◆ **DIRECTIONS FOR THIS TASK**
Reproduce the listing's lines verbatim, starting with the line that contains "like-button[interactable]: [80, 904, 97, 921]" and going on through the line that contains "more-options-button[interactable]: [548, 142, 568, 162]".

◆ **RECORD SET**
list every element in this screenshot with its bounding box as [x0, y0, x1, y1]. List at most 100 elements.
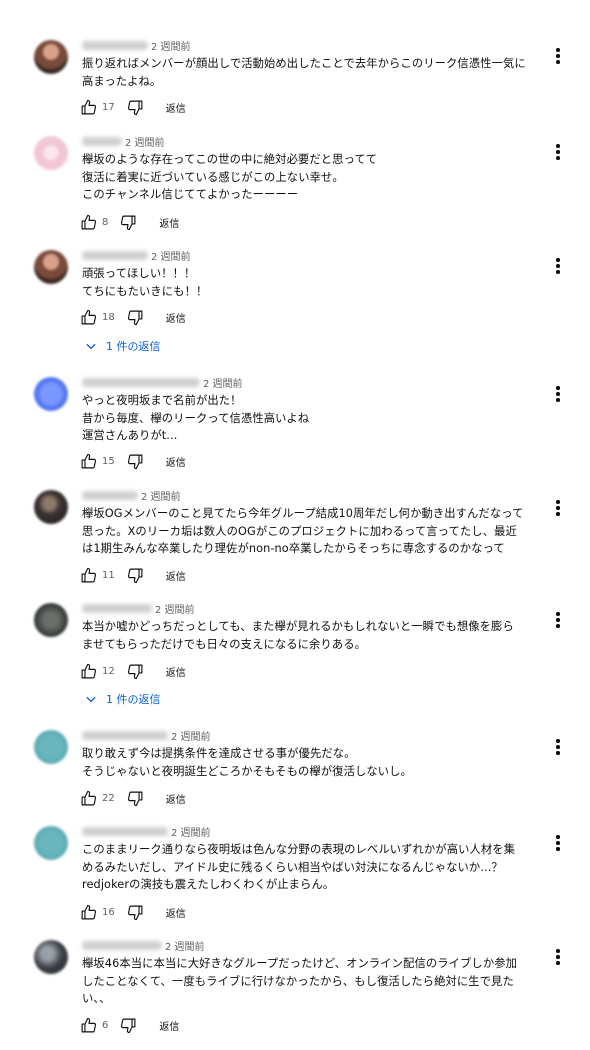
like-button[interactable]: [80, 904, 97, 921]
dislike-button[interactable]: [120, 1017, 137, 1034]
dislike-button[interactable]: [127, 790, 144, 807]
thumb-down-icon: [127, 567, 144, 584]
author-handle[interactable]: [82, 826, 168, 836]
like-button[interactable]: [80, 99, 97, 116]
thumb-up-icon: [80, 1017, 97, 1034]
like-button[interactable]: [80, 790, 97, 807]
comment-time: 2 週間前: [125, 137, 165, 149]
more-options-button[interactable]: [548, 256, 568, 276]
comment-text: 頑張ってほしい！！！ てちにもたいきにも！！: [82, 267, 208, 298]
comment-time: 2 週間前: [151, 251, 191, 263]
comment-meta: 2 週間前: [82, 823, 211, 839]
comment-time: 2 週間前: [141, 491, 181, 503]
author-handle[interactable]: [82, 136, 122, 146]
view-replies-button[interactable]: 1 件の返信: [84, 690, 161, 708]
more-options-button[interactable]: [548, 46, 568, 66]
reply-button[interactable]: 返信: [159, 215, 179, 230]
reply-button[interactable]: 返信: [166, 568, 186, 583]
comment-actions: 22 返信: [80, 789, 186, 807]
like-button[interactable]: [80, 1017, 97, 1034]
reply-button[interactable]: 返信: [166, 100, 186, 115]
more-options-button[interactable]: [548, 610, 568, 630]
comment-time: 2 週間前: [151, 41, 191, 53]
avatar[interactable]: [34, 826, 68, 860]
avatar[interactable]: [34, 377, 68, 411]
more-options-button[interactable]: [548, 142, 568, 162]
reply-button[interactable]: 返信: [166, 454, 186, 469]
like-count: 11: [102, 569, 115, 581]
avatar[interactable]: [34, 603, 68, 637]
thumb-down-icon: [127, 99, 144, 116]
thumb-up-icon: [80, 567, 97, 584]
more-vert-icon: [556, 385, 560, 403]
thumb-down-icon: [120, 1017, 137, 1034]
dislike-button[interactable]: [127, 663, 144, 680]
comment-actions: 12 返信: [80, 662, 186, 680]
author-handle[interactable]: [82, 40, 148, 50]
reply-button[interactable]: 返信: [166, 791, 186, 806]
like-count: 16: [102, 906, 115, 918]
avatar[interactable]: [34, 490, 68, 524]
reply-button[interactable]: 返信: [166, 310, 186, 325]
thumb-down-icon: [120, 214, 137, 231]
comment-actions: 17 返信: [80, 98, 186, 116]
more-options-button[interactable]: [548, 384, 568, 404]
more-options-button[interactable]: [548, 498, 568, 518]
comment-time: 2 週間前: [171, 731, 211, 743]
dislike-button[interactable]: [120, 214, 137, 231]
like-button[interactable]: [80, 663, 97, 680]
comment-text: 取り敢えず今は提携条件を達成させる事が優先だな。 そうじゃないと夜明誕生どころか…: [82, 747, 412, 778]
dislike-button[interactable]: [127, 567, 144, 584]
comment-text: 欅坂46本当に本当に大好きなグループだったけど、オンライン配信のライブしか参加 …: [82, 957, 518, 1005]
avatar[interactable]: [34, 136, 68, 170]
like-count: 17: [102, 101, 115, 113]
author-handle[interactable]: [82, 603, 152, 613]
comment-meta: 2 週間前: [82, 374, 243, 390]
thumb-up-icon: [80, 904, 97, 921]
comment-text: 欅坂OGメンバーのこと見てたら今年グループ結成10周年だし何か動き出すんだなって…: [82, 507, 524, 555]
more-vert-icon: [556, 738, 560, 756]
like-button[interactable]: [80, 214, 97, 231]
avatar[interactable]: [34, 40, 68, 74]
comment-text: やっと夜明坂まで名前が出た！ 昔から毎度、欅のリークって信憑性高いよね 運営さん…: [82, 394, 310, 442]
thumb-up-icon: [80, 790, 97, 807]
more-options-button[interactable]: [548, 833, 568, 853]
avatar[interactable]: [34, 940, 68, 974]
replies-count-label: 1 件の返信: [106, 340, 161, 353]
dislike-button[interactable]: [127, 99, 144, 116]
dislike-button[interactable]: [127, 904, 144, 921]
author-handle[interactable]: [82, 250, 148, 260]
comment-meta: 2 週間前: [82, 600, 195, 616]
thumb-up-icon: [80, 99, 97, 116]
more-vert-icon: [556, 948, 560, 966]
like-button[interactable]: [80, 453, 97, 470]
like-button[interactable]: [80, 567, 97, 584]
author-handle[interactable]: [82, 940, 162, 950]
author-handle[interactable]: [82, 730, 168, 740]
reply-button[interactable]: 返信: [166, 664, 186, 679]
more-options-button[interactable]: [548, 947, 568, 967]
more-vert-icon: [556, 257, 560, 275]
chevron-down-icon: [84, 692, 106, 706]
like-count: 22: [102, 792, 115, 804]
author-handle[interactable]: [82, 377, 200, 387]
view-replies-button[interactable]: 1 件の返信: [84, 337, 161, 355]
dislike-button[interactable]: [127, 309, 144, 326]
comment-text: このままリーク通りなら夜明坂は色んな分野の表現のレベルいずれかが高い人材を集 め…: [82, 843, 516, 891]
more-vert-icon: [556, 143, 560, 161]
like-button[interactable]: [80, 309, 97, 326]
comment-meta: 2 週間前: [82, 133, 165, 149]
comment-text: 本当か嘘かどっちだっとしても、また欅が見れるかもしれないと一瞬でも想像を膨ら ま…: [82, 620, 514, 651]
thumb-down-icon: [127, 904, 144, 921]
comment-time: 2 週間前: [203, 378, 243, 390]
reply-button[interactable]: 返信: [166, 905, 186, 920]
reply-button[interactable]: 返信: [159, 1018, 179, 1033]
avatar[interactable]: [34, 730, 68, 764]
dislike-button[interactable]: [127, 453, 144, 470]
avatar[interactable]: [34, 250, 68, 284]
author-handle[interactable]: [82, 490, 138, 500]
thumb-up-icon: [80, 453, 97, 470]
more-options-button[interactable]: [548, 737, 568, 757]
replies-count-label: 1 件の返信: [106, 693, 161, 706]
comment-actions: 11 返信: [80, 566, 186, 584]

◆ **SOLUTION TO THIS TASK**
like-button[interactable]: [80, 904, 97, 921]
dislike-button[interactable]: [120, 1017, 137, 1034]
dislike-button[interactable]: [127, 790, 144, 807]
thumb-down-icon: [127, 567, 144, 584]
author-handle[interactable]: [82, 826, 168, 836]
like-button[interactable]: [80, 99, 97, 116]
thumb-up-icon: [80, 1017, 97, 1034]
like-button[interactable]: [80, 790, 97, 807]
comment-time: 2 週間前: [125, 137, 165, 149]
more-options-button[interactable]: [548, 256, 568, 276]
comment-text: 頑張ってほしい！！！ てちにもたいきにも！！: [82, 267, 208, 298]
comment-time: 2 週間前: [151, 251, 191, 263]
comment-meta: 2 週間前: [82, 823, 211, 839]
comment-time: 2 週間前: [141, 491, 181, 503]
author-handle[interactable]: [82, 136, 122, 146]
view-replies-button[interactable]: 1 件の返信: [84, 690, 161, 708]
more-options-button[interactable]: [548, 46, 568, 66]
reply-button[interactable]: 返信: [159, 215, 179, 230]
reply-button[interactable]: 返信: [166, 568, 186, 583]
comment-actions: 22 返信: [80, 789, 186, 807]
like-button[interactable]: [80, 1017, 97, 1034]
reply-button[interactable]: 返信: [166, 100, 186, 115]
more-options-button[interactable]: [548, 610, 568, 630]
comment-time: 2 週間前: [151, 41, 191, 53]
avatar[interactable]: [34, 826, 68, 860]
avatar[interactable]: [34, 377, 68, 411]
more-options-button[interactable]: [548, 142, 568, 162]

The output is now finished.